** Task brief **
Leave out the pictures and copy each record below exactly.

** Provided data **

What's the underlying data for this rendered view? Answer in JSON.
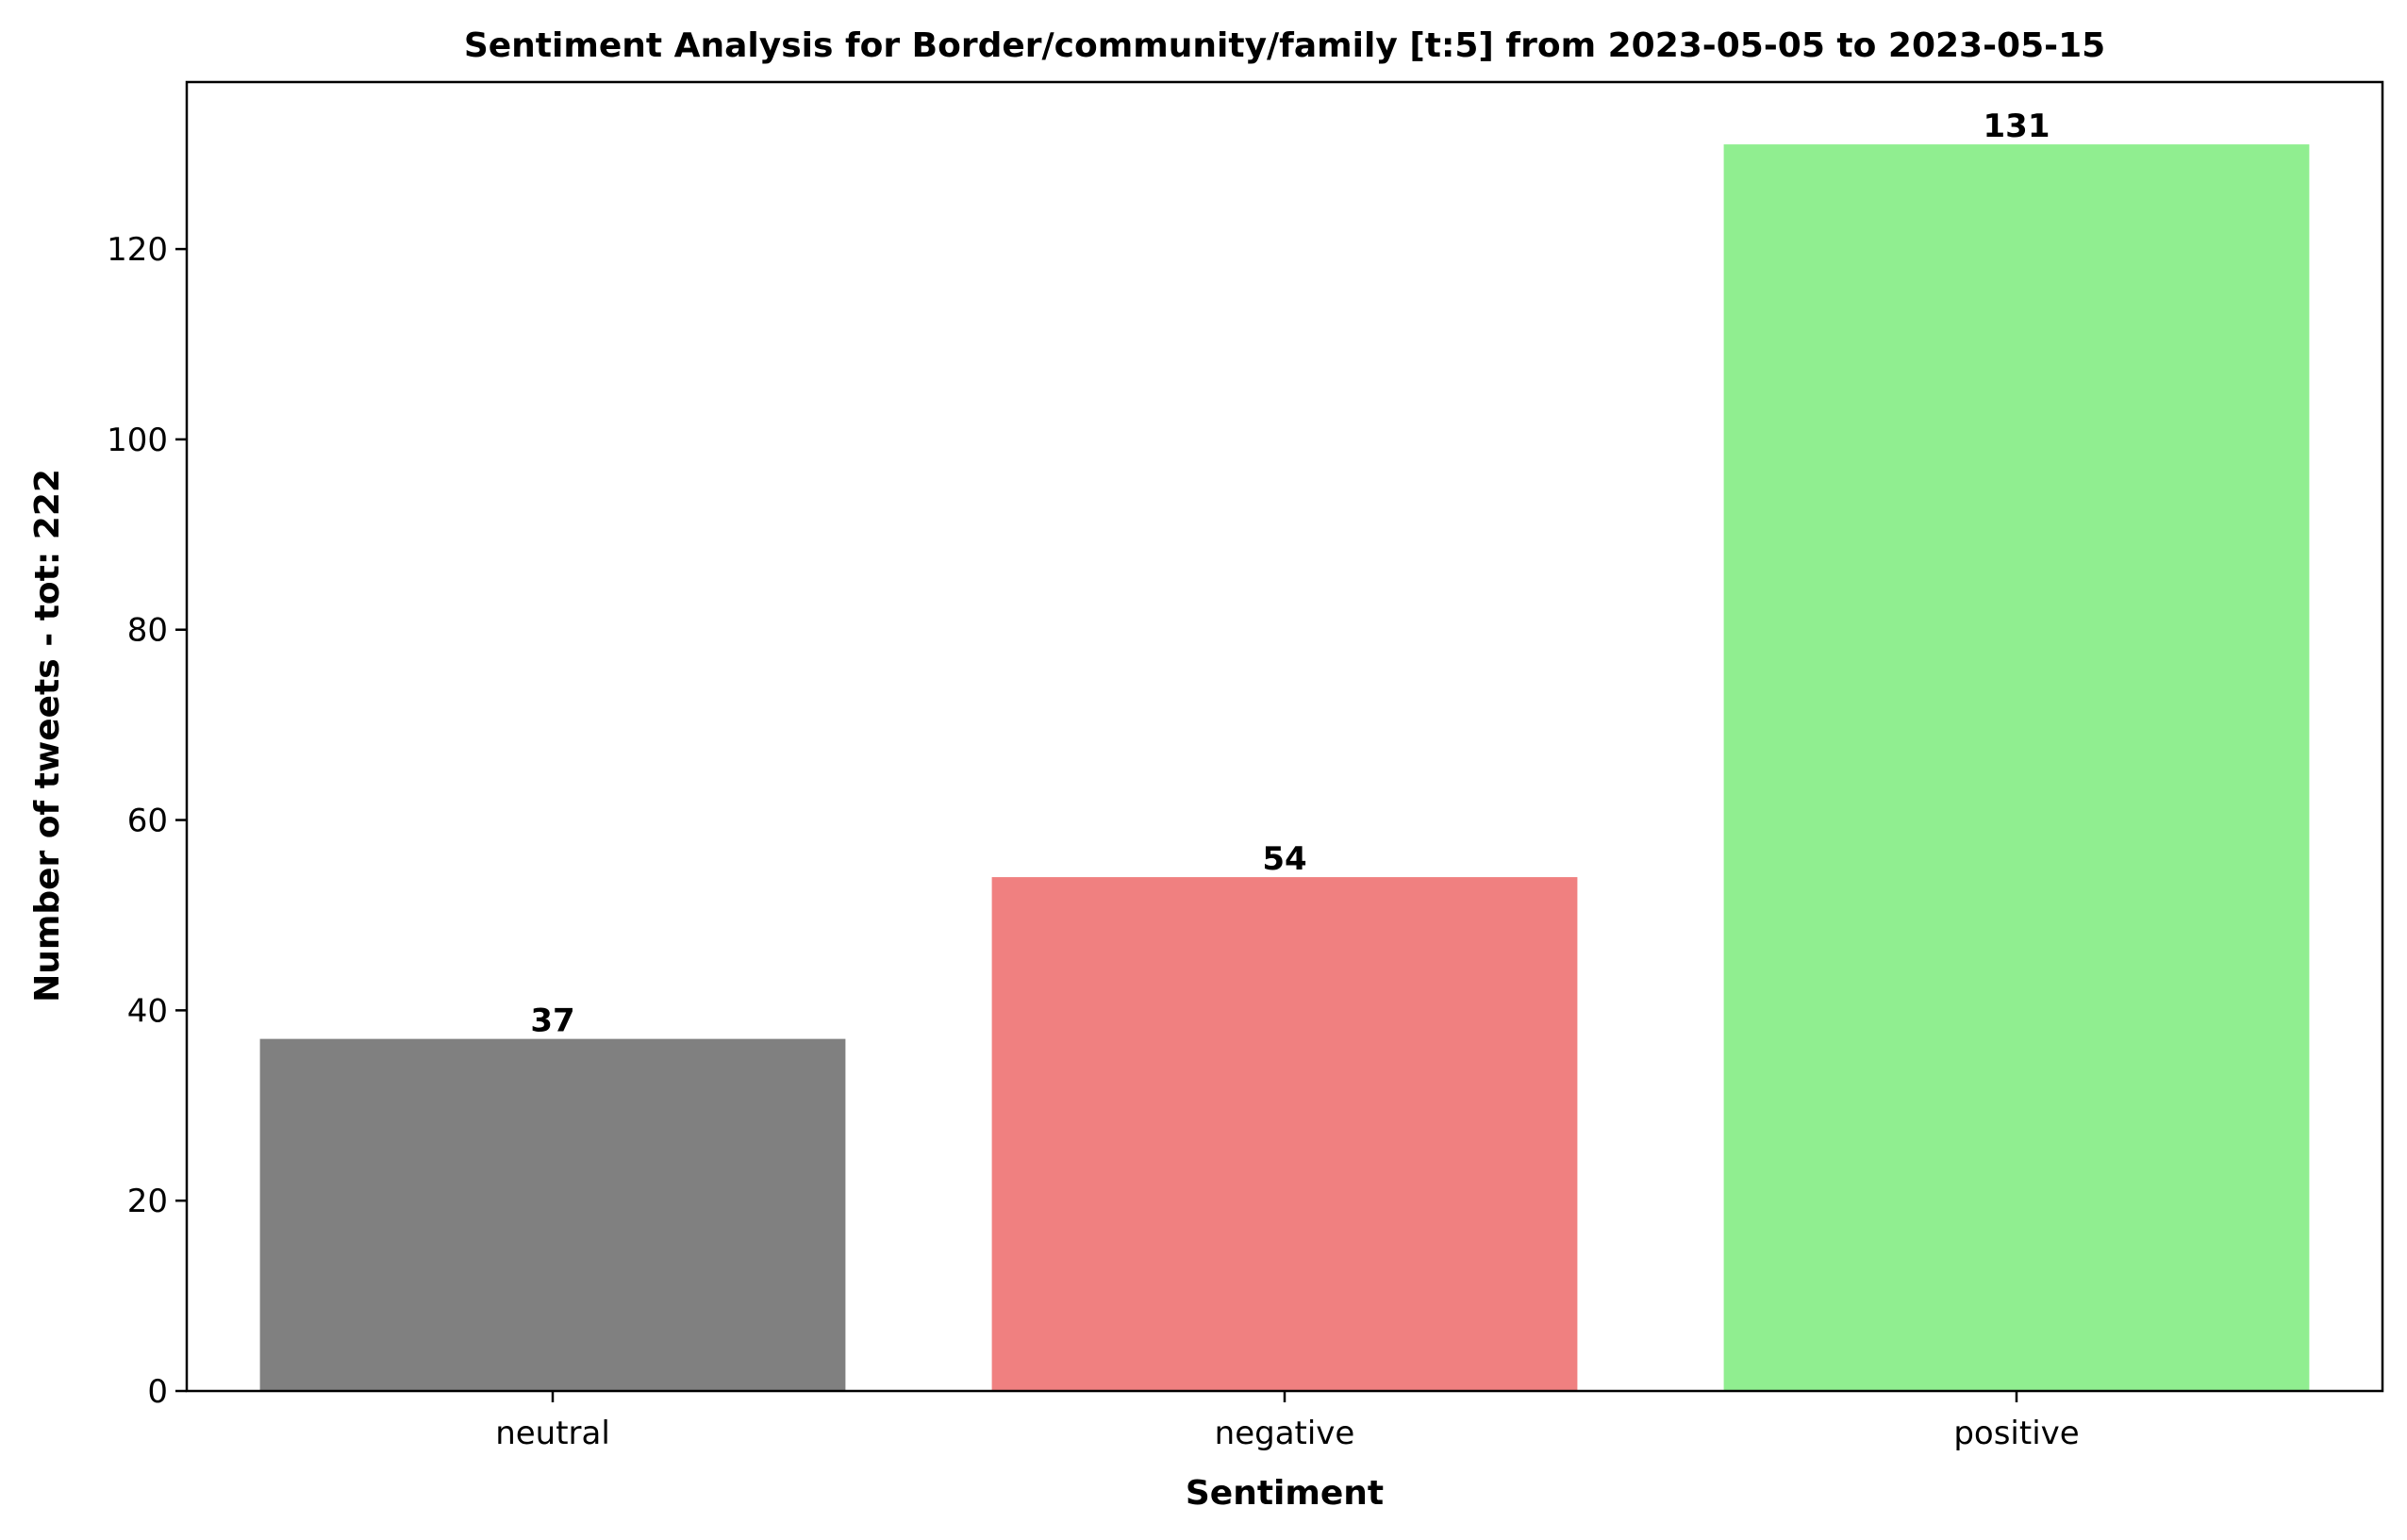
{
  "chart_data": {
    "type": "bar",
    "title": "Sentiment Analysis for Border/community/family [t:5] from 2023-05-05 to 2023-05-15",
    "xlabel": "Sentiment",
    "ylabel": "Number of tweets - tot: 222",
    "categories": [
      "neutral",
      "negative",
      "positive"
    ],
    "values": [
      37,
      54,
      131
    ],
    "value_labels": [
      "37",
      "54",
      "131"
    ],
    "colors": [
      "#808080",
      "#f08080",
      "#90ee90"
    ],
    "ylim": [
      0,
      137.55
    ],
    "yticks": [
      0,
      20,
      40,
      60,
      80,
      100,
      120
    ],
    "ytick_labels": [
      "0",
      "20",
      "40",
      "60",
      "80",
      "100",
      "120"
    ],
    "grid": false,
    "legend": "none"
  }
}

** Full response **
What's the underlying data for this rendered view? Answer in JSON.
{
  "chart_data": {
    "type": "bar",
    "title": "Sentiment Analysis for Border/community/family [t:5] from 2023-05-05 to 2023-05-15",
    "xlabel": "Sentiment",
    "ylabel": "Number of tweets - tot: 222",
    "categories": [
      "neutral",
      "negative",
      "positive"
    ],
    "values": [
      37,
      54,
      131
    ],
    "value_labels": [
      "37",
      "54",
      "131"
    ],
    "colors": [
      "#808080",
      "#f08080",
      "#90ee90"
    ],
    "ylim": [
      0,
      137.55
    ],
    "yticks": [
      0,
      20,
      40,
      60,
      80,
      100,
      120
    ],
    "ytick_labels": [
      "0",
      "20",
      "40",
      "60",
      "80",
      "100",
      "120"
    ],
    "grid": false,
    "legend": "none"
  }
}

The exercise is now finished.